Stated problem:
Extract each line holding the word "station" from the entries.

------ Supplied data

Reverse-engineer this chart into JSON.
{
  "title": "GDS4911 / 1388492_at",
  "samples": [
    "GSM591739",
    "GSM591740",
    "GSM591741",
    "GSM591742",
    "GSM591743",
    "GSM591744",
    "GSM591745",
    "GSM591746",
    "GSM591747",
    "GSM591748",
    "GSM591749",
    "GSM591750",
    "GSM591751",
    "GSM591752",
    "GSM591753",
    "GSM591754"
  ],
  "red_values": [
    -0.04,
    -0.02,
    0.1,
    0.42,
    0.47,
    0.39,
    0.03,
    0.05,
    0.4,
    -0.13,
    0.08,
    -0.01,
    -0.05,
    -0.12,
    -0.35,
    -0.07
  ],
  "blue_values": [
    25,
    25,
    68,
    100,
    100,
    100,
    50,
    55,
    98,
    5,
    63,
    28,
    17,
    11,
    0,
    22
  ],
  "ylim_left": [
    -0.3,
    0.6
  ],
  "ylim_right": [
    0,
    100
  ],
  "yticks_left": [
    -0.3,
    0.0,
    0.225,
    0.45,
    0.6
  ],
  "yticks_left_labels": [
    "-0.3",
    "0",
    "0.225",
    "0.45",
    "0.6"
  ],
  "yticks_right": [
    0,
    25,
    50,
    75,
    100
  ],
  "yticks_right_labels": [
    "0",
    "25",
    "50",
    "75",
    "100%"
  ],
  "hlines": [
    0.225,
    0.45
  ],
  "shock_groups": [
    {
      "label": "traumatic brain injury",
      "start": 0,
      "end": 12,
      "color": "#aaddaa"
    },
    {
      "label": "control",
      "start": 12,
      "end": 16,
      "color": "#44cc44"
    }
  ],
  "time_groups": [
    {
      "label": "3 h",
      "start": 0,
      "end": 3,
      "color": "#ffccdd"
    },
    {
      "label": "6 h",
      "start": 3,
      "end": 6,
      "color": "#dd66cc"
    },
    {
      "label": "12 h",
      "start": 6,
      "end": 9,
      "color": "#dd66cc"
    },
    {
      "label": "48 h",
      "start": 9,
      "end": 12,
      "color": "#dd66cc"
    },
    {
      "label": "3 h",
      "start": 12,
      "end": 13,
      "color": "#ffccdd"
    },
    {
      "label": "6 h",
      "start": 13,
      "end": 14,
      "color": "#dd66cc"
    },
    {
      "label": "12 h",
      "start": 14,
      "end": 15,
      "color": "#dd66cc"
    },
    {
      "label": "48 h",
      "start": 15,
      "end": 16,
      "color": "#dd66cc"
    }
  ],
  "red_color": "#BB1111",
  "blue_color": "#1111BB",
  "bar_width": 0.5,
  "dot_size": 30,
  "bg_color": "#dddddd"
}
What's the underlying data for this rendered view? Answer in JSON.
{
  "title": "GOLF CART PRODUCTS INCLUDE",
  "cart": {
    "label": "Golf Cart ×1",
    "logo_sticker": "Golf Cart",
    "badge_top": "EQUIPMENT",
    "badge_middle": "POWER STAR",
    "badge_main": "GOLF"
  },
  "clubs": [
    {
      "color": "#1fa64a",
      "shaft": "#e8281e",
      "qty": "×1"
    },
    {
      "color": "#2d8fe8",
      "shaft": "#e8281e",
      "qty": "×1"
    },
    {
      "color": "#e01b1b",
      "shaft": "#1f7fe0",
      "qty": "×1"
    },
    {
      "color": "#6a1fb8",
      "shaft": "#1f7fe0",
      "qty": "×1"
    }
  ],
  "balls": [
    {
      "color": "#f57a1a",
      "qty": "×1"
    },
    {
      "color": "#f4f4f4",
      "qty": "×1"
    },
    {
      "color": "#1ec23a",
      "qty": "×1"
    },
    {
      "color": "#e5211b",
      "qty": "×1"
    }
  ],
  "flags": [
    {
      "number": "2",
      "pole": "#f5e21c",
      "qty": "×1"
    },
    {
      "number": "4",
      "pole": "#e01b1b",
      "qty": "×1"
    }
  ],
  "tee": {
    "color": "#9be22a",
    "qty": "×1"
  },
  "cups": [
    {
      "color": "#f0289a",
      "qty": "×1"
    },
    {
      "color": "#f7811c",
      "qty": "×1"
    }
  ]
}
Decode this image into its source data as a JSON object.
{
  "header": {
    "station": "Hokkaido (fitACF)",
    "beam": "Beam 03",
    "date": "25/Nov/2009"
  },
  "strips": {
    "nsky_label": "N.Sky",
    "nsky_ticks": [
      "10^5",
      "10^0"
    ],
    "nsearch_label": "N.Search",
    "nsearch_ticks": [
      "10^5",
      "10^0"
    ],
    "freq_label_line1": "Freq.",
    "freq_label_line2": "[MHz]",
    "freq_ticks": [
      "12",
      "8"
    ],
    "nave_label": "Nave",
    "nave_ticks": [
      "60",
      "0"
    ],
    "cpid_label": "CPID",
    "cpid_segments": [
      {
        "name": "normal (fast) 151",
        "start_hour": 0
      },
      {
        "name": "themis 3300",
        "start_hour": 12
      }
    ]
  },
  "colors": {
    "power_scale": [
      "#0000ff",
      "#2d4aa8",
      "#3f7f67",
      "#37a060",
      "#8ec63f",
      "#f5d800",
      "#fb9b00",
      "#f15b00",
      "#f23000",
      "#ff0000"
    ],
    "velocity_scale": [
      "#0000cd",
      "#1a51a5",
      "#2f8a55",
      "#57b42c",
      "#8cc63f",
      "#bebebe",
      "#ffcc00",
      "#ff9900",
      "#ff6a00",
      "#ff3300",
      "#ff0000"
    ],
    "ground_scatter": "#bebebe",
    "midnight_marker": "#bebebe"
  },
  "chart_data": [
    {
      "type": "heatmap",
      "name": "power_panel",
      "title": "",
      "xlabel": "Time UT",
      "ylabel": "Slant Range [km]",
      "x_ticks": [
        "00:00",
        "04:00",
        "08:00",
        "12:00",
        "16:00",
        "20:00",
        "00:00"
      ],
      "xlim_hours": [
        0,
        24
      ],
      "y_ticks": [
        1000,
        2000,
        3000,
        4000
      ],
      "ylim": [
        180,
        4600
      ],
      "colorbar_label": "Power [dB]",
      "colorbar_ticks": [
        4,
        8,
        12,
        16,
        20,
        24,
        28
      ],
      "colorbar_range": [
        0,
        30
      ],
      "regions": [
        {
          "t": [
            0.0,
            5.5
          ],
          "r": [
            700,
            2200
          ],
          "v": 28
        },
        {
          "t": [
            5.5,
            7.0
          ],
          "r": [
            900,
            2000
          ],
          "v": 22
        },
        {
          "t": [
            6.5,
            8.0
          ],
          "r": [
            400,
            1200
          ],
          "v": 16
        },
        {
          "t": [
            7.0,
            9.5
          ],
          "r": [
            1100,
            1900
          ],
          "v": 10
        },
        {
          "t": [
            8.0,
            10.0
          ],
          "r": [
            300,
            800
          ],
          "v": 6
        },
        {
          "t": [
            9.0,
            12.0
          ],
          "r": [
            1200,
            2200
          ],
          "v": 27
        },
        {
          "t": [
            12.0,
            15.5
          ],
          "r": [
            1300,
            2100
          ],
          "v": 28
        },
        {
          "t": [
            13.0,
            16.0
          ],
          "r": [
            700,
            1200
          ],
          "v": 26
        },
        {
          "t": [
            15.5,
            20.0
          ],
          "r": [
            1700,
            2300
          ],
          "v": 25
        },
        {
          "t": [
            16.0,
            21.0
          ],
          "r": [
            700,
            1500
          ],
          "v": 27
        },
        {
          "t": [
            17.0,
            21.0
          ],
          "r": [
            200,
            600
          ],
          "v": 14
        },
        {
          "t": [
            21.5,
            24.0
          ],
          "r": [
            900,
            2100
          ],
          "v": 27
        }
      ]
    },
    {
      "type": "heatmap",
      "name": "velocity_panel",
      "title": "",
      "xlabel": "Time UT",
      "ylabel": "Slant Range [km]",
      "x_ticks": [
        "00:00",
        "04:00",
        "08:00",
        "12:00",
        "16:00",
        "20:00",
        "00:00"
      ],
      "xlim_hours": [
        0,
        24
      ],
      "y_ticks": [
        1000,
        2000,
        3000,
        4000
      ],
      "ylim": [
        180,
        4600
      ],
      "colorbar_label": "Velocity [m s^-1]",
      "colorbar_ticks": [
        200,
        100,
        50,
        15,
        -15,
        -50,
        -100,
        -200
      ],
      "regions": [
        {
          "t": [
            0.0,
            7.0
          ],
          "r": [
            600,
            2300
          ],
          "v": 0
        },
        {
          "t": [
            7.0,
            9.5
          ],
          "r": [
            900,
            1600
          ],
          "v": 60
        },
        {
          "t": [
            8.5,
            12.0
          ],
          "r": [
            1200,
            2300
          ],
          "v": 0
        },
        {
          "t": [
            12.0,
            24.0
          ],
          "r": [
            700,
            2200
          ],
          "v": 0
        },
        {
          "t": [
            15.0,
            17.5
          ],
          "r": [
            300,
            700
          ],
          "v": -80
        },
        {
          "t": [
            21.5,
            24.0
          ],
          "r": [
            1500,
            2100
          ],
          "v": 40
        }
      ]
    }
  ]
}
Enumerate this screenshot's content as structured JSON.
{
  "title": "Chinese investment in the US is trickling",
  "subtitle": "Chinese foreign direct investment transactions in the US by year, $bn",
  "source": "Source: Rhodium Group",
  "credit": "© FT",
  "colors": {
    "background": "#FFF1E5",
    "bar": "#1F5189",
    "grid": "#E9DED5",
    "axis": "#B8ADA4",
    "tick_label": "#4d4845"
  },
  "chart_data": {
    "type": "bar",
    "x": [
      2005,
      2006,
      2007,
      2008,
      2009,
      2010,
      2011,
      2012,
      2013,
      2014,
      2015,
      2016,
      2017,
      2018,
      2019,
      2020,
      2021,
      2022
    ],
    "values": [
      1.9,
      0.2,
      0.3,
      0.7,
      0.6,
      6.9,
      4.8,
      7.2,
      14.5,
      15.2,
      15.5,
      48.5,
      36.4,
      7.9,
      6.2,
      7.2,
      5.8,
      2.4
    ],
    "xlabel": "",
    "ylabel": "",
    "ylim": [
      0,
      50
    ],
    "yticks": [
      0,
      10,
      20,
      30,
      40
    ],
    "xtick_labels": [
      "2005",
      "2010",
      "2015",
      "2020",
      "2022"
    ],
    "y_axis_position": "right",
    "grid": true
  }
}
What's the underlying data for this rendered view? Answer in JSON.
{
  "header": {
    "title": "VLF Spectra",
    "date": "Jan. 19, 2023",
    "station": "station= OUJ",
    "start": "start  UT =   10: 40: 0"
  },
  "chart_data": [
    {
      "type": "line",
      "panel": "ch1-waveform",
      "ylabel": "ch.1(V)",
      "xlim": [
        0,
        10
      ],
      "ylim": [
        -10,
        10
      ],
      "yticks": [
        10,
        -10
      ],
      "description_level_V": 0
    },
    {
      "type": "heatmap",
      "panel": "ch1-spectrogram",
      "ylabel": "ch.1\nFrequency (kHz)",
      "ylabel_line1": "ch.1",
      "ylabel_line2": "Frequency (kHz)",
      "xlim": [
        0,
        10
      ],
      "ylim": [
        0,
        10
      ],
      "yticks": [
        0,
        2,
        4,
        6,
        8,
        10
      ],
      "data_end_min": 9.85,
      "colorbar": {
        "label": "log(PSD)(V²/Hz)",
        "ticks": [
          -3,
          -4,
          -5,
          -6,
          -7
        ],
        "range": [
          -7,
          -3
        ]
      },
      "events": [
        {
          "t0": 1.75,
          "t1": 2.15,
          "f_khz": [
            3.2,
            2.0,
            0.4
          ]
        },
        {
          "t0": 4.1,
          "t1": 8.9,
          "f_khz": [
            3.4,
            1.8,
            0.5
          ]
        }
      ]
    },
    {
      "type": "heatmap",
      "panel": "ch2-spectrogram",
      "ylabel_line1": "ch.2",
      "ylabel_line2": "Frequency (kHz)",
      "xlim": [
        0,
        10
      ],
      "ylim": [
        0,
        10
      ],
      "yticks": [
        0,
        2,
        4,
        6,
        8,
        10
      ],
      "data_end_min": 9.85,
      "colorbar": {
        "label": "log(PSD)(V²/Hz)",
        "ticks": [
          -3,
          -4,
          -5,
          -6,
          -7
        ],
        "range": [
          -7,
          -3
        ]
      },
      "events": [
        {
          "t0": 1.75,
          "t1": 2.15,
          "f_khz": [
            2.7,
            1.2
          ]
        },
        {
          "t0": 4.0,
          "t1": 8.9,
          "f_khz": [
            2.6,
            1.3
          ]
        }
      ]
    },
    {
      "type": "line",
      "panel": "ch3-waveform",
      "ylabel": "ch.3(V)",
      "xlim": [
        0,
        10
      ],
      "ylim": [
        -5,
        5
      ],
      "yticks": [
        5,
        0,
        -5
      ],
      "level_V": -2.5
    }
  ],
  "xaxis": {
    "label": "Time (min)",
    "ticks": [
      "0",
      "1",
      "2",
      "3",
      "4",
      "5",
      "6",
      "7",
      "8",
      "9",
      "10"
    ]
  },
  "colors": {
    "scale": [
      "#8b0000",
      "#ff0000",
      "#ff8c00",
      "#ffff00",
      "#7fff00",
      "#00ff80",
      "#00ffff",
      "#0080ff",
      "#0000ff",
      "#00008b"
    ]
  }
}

------------

Solved exercise:
    "station": "Hokkaido (fitACF)",
    "station": "station= OUJ",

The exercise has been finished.